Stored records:
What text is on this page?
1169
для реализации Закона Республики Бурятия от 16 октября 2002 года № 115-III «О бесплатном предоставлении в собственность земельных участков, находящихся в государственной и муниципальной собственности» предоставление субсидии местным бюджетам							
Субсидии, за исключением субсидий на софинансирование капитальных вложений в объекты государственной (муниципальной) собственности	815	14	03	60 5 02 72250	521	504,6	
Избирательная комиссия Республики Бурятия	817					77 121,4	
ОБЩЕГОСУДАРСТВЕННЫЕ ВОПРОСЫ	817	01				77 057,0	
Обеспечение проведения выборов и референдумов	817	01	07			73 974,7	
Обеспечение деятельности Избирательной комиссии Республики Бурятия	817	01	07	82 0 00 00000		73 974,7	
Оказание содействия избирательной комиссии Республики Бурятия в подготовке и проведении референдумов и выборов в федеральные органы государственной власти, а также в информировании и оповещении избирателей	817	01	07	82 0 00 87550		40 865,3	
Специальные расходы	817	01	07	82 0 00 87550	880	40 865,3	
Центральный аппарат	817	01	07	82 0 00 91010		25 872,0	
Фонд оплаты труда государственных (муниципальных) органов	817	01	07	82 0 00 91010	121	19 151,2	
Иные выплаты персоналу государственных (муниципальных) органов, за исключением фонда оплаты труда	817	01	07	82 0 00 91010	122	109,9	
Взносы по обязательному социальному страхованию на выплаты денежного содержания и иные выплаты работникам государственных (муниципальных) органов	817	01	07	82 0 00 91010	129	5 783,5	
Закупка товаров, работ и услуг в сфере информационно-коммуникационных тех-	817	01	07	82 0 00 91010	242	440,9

● **Requirements**
Return the listing above in its exact form.

● **Result for this task**
What text is on this page?
1169
для реализации Закона Республики Бурятия от 16 октября 2002 года № 115-III «О бесплатном предоставлении в собственность земельных участков, находящихся в государственной и муниципальной собственности» предоставление субсидии местным бюджетам							
Субсидии, за исключением субсидий на софинансирование капитальных вложений в объекты государственной (муниципальной) собственности	815	14	03	60 5 02 72250	521	504,6	
Избирательная комиссия Республики Бурятия	817					77 121,4	
ОБЩЕГОСУДАРСТВЕННЫЕ ВОПРОСЫ	817	01				77 057,0	
Обеспечение проведения выборов и референдумов	817	01	07			73 974,7	
Обеспечение деятельности Избирательной комиссии Республики Бурятия	817	01	07	82 0 00 00000		73 974,7	
Оказание содействия избирательной комиссии Республики Бурятия в подготовке и проведении референдумов и выборов в федеральные органы государственной власти, а также в информировании и оповещении избирателей	817	01	07	82 0 00 87550		40 865,3	
Специальные расходы	817	01	07	82 0 00 87550	880	40 865,3	
Центральный аппарат	817	01	07	82 0 00 91010		25 872,0	
Фонд оплаты труда государственных (муниципальных) органов	817	01	07	82 0 00 91010	121	19 151,2	
Иные выплаты персоналу государственных (муниципальных) органов, за исключением фонда оплаты труда	817	01	07	82 0 00 91010	122	109,9	
Взносы по обязательному социальному страхованию на выплаты денежного содержания и иные выплаты работникам государственных (муниципальных) органов	817	01	07	82 0 00 91010	129	5 783,5	
Закупка товаров, работ и услуг в сфере информационно-коммуникационных тех-	817	01	07	82 0 00 91010	242	440,9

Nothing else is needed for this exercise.